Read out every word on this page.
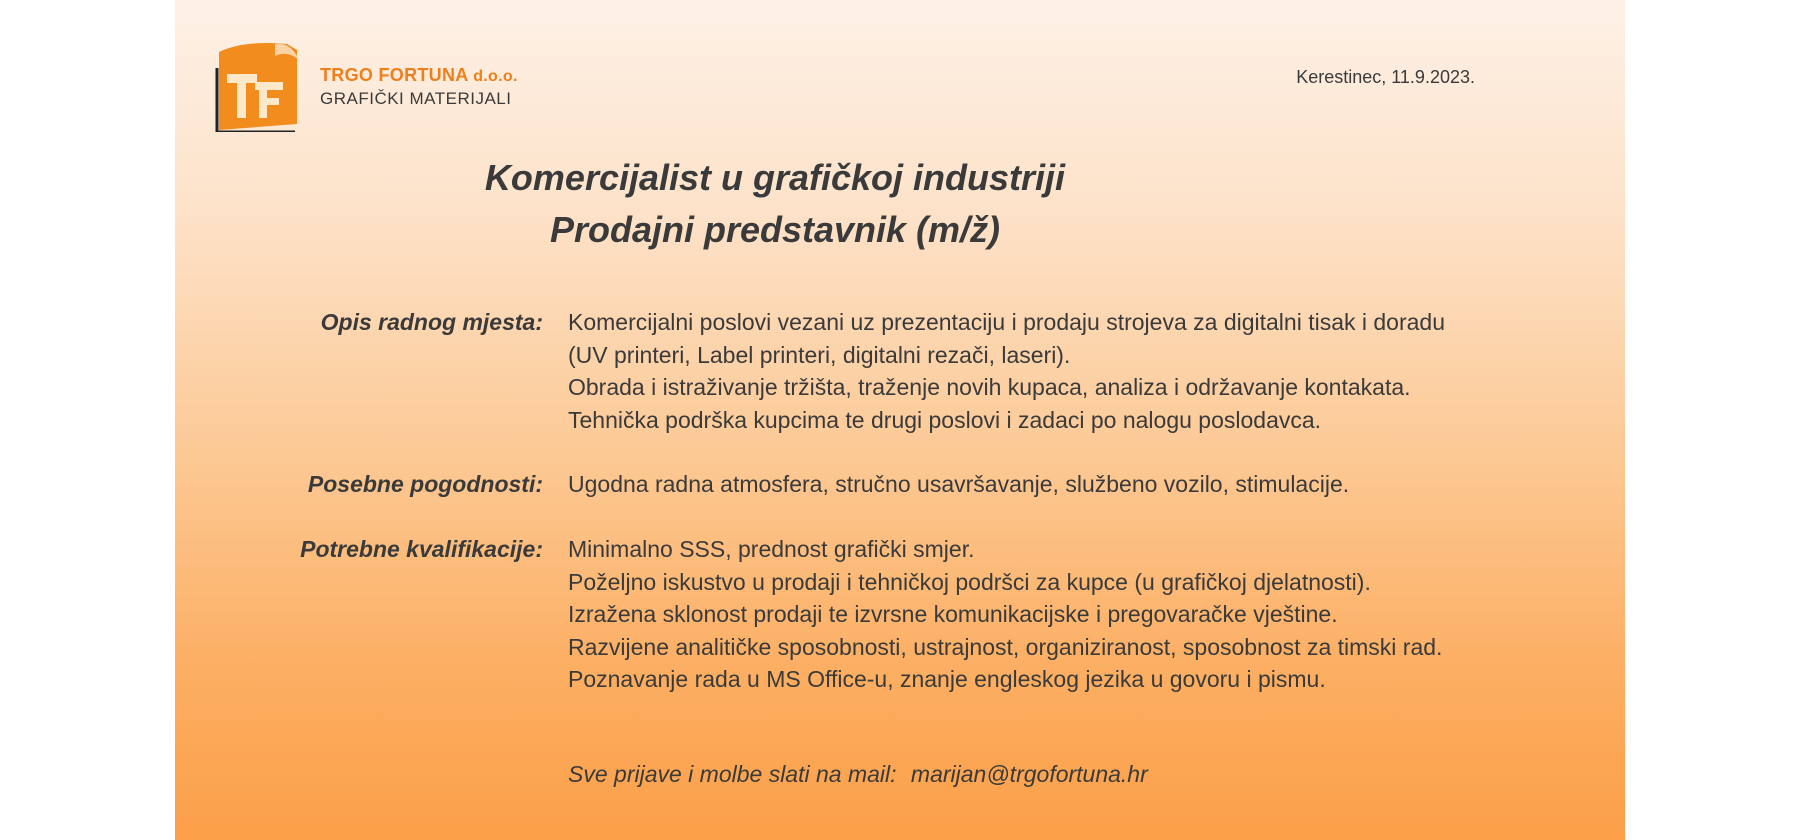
TRGO FORTUNA d.o.o.
GRAFIČKI MATERIJALI
Kerestinec, 11.9.2023.
Komercijalist u grafičkoj industriji
Prodajni predstavnik (m/ž)
Opis radnog mjesta: Komercijalni poslovi vezani uz prezentaciju i prodaju strojeva za digitalni tisak i doradu
(UV printeri, Label printeri, digitalni rezači, laseri).
Obrada i istraživanje tržišta, traženje novih kupaca, analiza i održavanje kontakata.
Tehnička podrška kupcima te drugi poslovi i zadaci po nalogu poslodavca.
Posebne pogodnosti: Ugodna radna atmosfera, stručno usavršavanje, službeno vozilo, stimulacije.
Potrebne kvalifikacije: Minimalno SSS, prednost grafički smjer.
Poželjno iskustvo u prodaji i tehničkoj podršci za kupce (u grafičkoj djelatnosti).
Izražena sklonost prodaji te izvrsne komunikacijske i pregovaračke vještine.
Razvijene analitičke sposobnosti, ustrajnost, organiziranost, sposobnost za timski rad.
Poznavanje rada u MS Office-u, znanje engleskog jezika u govoru i pismu.
Sve prijave i molbe slati na mail: marijan@trgofortuna.hr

Given request » Transcribe every record above exactly, leaving out the pictures.

Worked solution »
Read out every word on this page.
TRGO FORTUNA d.o.o.
GRAFIČKI MATERIJALI
Kerestinec, 11.9.2023.
Komercijalist u grafičkoj industriji
Prodajni predstavnik (m/ž)
Opis radnog mjesta: Komercijalni poslovi vezani uz prezentaciju i prodaju strojeva za digitalni tisak i doradu
(UV printeri, Label printeri, digitalni rezači, laseri).
Obrada i istraživanje tržišta, traženje novih kupaca, analiza i održavanje kontakata.
Tehnička podrška kupcima te drugi poslovi i zadaci po nalogu poslodavca.
Posebne pogodnosti: Ugodna radna atmosfera, stručno usavršavanje, službeno vozilo, stimulacije.
Potrebne kvalifikacije: Minimalno SSS, prednost grafički smjer.
Poželjno iskustvo u prodaji i tehničkoj podršci za kupce (u grafičkoj djelatnosti).
Izražena sklonost prodaji te izvrsne komunikacijske i pregovaračke vještine.
Razvijene analitičke sposobnosti, ustrajnost, organiziranost, sposobnost za timski rad.
Poznavanje rada u MS Office-u, znanje engleskog jezika u govoru i pismu.
Sve prijave i molbe slati na mail: marijan@trgofortuna.hr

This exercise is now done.